(Stored items)

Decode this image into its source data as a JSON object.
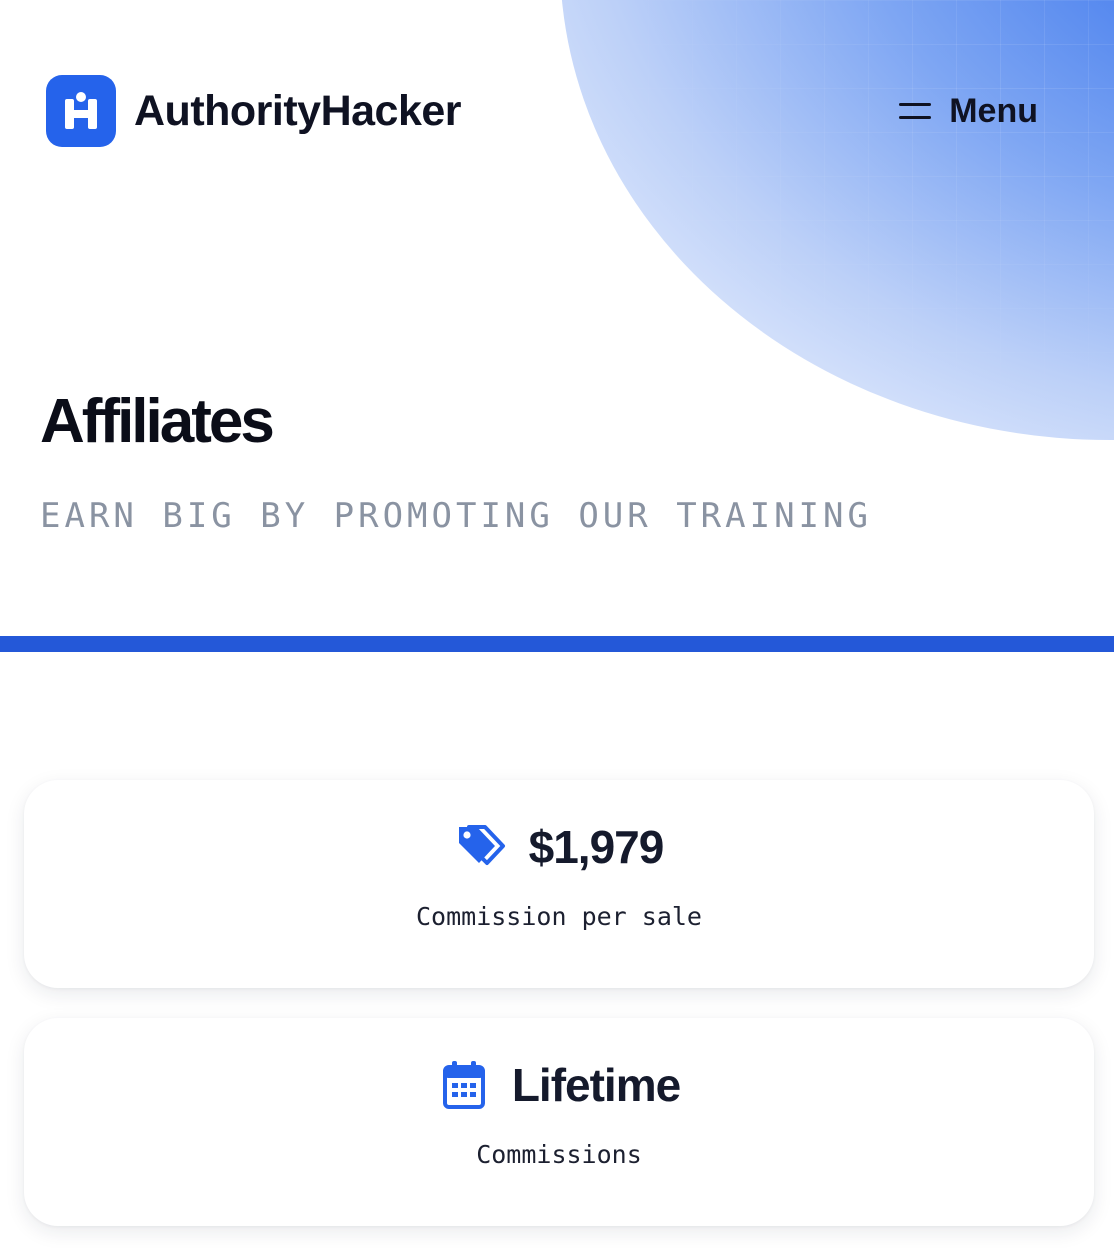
{
  "header": {
    "brand_name": "AuthorityHacker",
    "logo_icon": "h-logo-icon",
    "menu_label": "Menu",
    "menu_icon": "hamburger-icon"
  },
  "hero": {
    "title": "Affiliates",
    "subtitle": "EARN BIG BY PROMOTING OUR TRAINING"
  },
  "colors": {
    "accent": "#2563eb",
    "divider": "#2458d8",
    "heading": "#0b0d18",
    "subtitle": "#8a93a2"
  },
  "stats": [
    {
      "icon": "price-tags-icon",
      "value": "$1,979",
      "caption": "Commission per sale"
    },
    {
      "icon": "calendar-icon",
      "value": "Lifetime",
      "caption": "Commissions"
    }
  ]
}
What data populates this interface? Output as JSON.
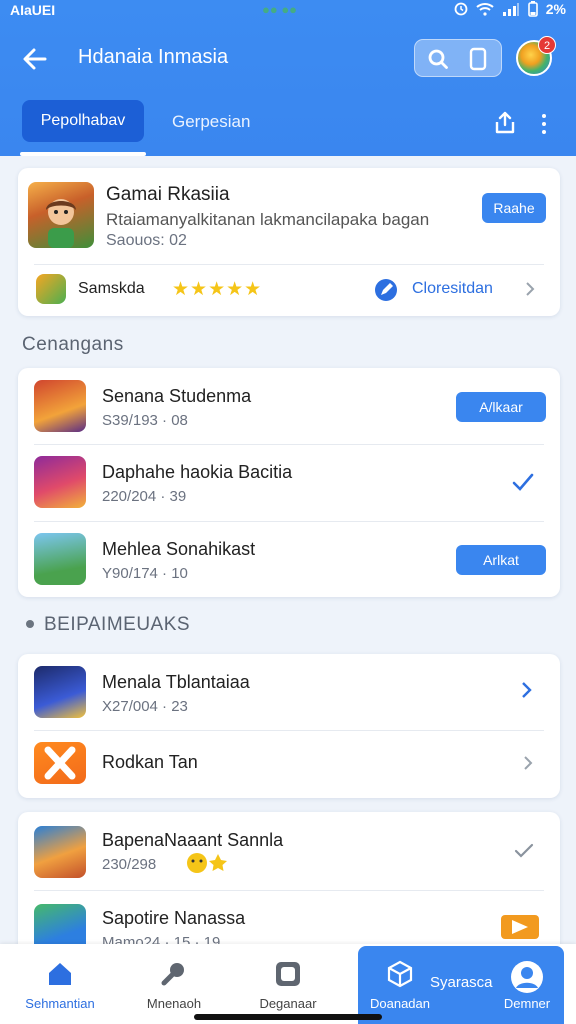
{
  "status_bar": {
    "carrier": "AIаUEI",
    "center": "●● ●●",
    "battery": "2%"
  },
  "app_bar": {
    "title": "Hdanaia Inmasia"
  },
  "tabs": [
    {
      "label": "Pepolhabav"
    },
    {
      "label": "Gerpesian"
    }
  ],
  "featured": {
    "title": "Gamai Rkasiia",
    "description": "Rtaiamanyalkitanan lakmancilapaka bagan",
    "meta": "Saouos: 02",
    "button": "Raahe",
    "footer_name": "Samskda",
    "footer_stars": "★★★★★",
    "footer_link": "Cloresitdan"
  },
  "section1": {
    "label": "Cenangans",
    "items": [
      {
        "title": "Senana Studenma",
        "meta": "S39/193 · 08",
        "button": "A/lkaar"
      },
      {
        "title": "Daphahe haokia Bacitia",
        "meta": "220/204 · 39",
        "button": ""
      },
      {
        "title": "Mehlea Sonahikast",
        "meta": "Y90/174 · 10",
        "button": "Arlkat"
      }
    ]
  },
  "section2": {
    "label": "BEIPAIMEUAKS",
    "items": [
      {
        "title": "Menala Tblantaiaa",
        "meta": "X27/004 · 23"
      },
      {
        "title": "Rodkan Tan",
        "meta": ""
      }
    ]
  },
  "section3": {
    "items": [
      {
        "title": "BapenaNaaant Sannla",
        "meta": "230/298"
      },
      {
        "title": "Sapotire Nanassa",
        "meta": "Mamo24 · 15 · 19"
      }
    ]
  },
  "bottom_nav": [
    {
      "label": "Sehmantian"
    },
    {
      "label": "Mnenaoh"
    },
    {
      "label": "Deganaar"
    },
    {
      "label": "Doanadan"
    },
    {
      "label": "Syarasca"
    },
    {
      "label": "Demner"
    }
  ],
  "colors": {
    "primary": "#3a86ef",
    "primary_dark": "#1c5fd6",
    "background": "#eef3fa"
  }
}
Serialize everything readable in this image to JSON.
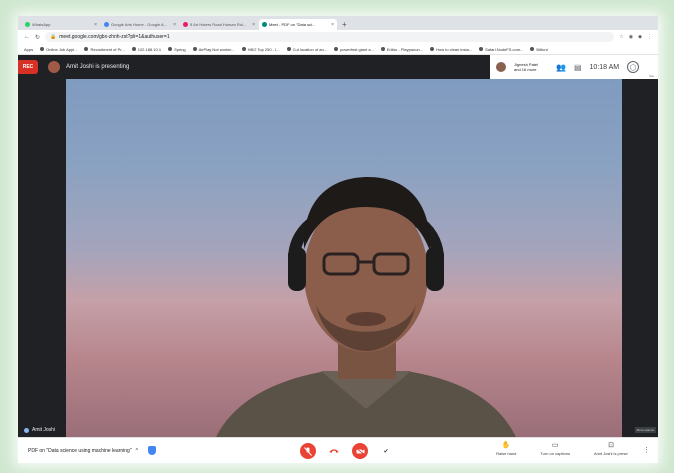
{
  "browser": {
    "tabs": [
      {
        "title": "WhatsApp",
        "color": "#25d366",
        "active": false
      },
      {
        "title": "Google Arts Home - Google A...",
        "color": "#4285f4",
        "active": false
      },
      {
        "title": "5 Art Haters Road Human Rol...",
        "color": "#e91e63",
        "active": false
      },
      {
        "title": "Meet - PDF on \"Data sci...",
        "color": "#00897b",
        "active": true
      }
    ],
    "new_tab": "+",
    "url": "meet.google.com/gbx-zhnh-zst?pli=1&authuser=1",
    "bookmarks": [
      "Apps",
      "Online Job Appl...",
      "Recruitment of Pr...",
      "102.188.10.1",
      "Spring",
      "AirPlay Not workin...",
      "HBO Top 250 - I...",
      "Cut location of an...",
      "powerfest giant a...",
      "Editor - Playpanon...",
      "How to clean insta...",
      "Safari.NodeFS.com...",
      "Bitfont"
    ]
  },
  "meet": {
    "rec_label": "REC",
    "presenting_text": "Amit Joshi is presenting",
    "participants_name": "Jignesh Patel",
    "participants_more": "and 16 more",
    "time": "10:18 AM",
    "you_label": "You",
    "self_name": "Amit Joshi",
    "side_tag": "More options",
    "meeting_title": "PDF on \"Data science using machine learning\"",
    "details_chevron": "^",
    "controls": {
      "raise_hand": "Raise hand",
      "captions": "Turn on captions",
      "presenting": "Amit Joshi is presenting"
    }
  },
  "colors": {
    "danger": "#ea4335",
    "meet_dark": "#202124"
  }
}
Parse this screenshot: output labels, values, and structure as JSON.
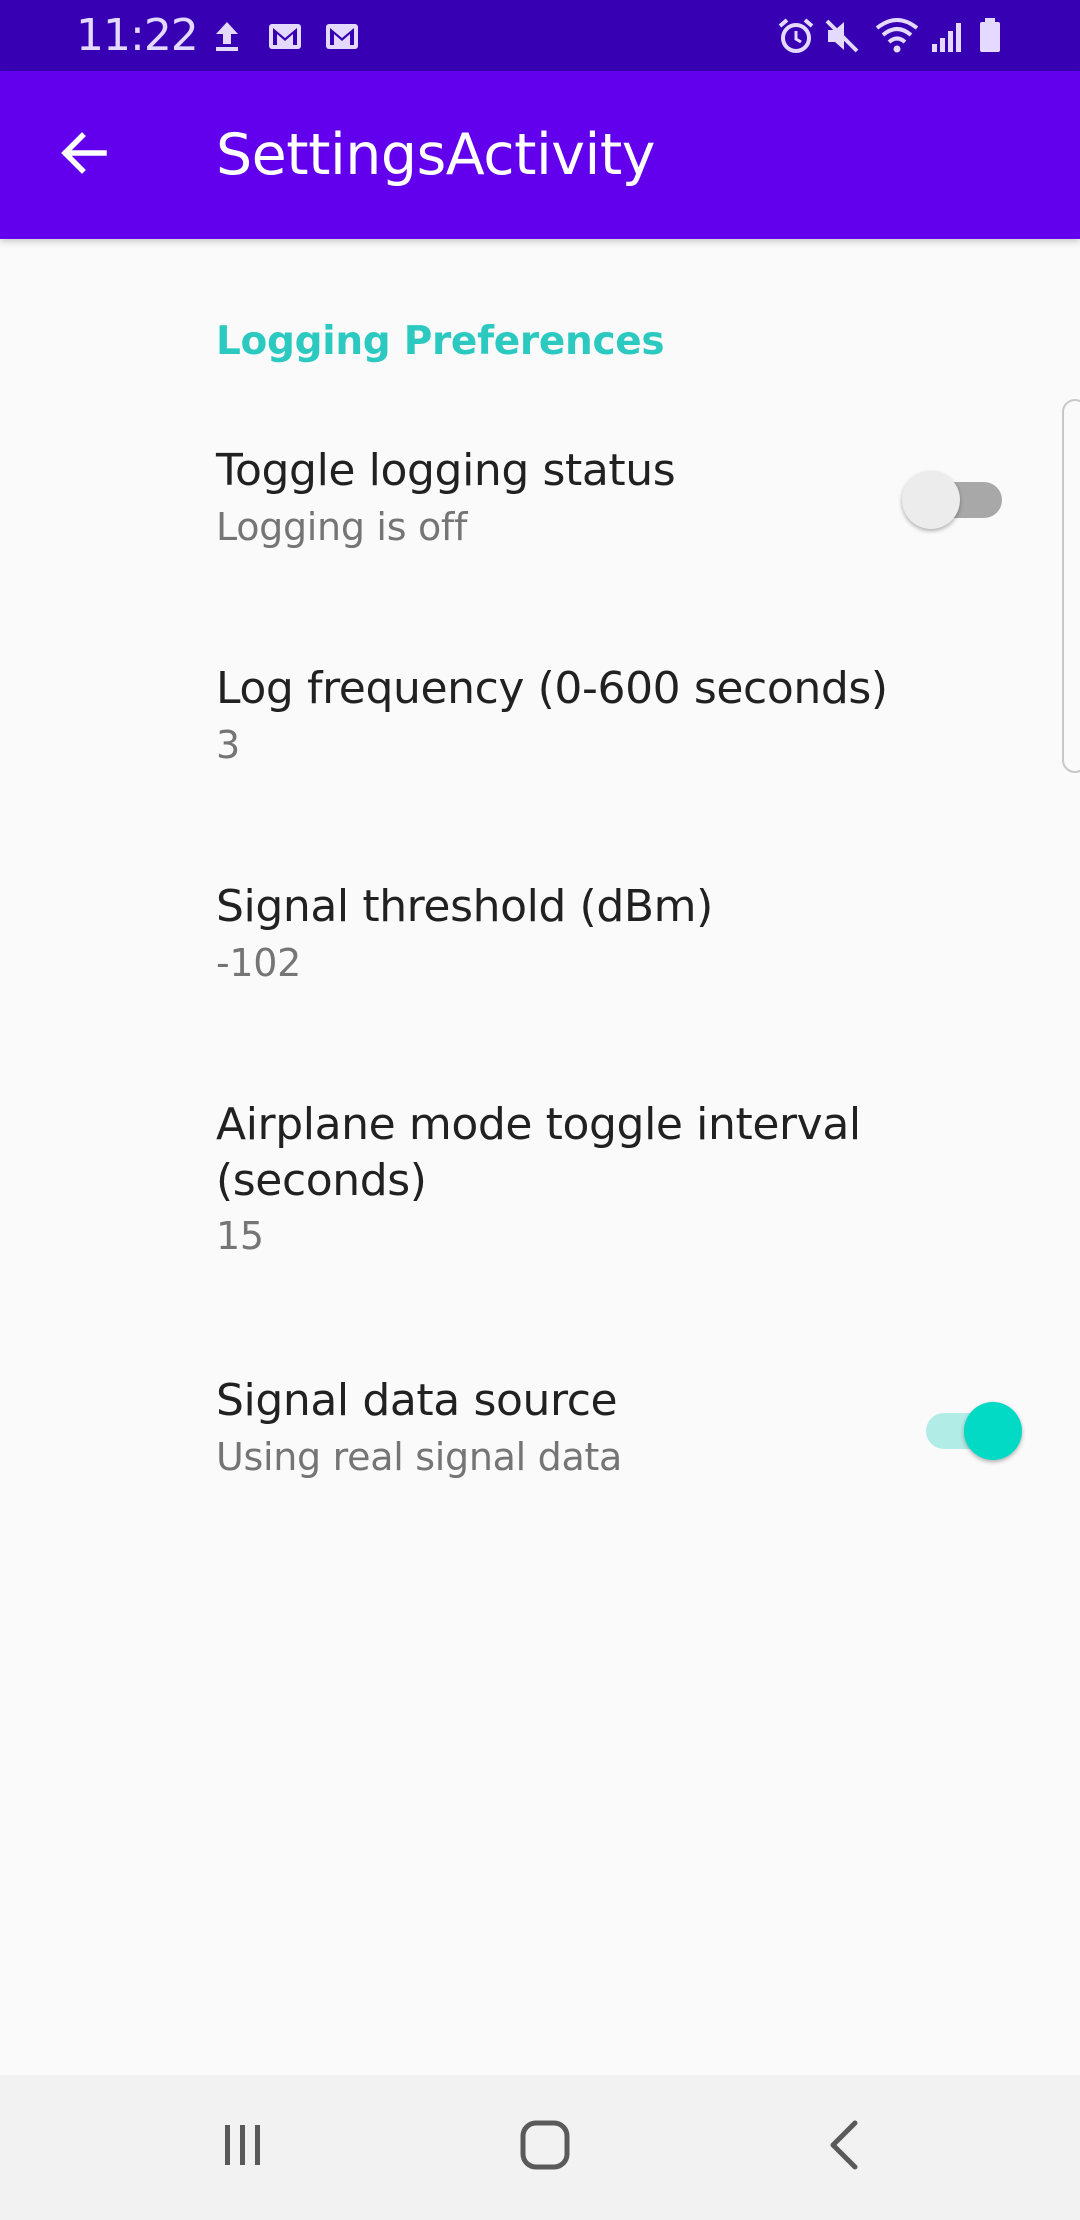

*BRIEF*:
Copy every line in the listing above where the string "subtitle" turns up.

*WRITTEN SOLUTION*:
    "subtitle": "EARN BIG BY PROMOTING OUR TRAINING"
    "subtitle": "#8a93a2"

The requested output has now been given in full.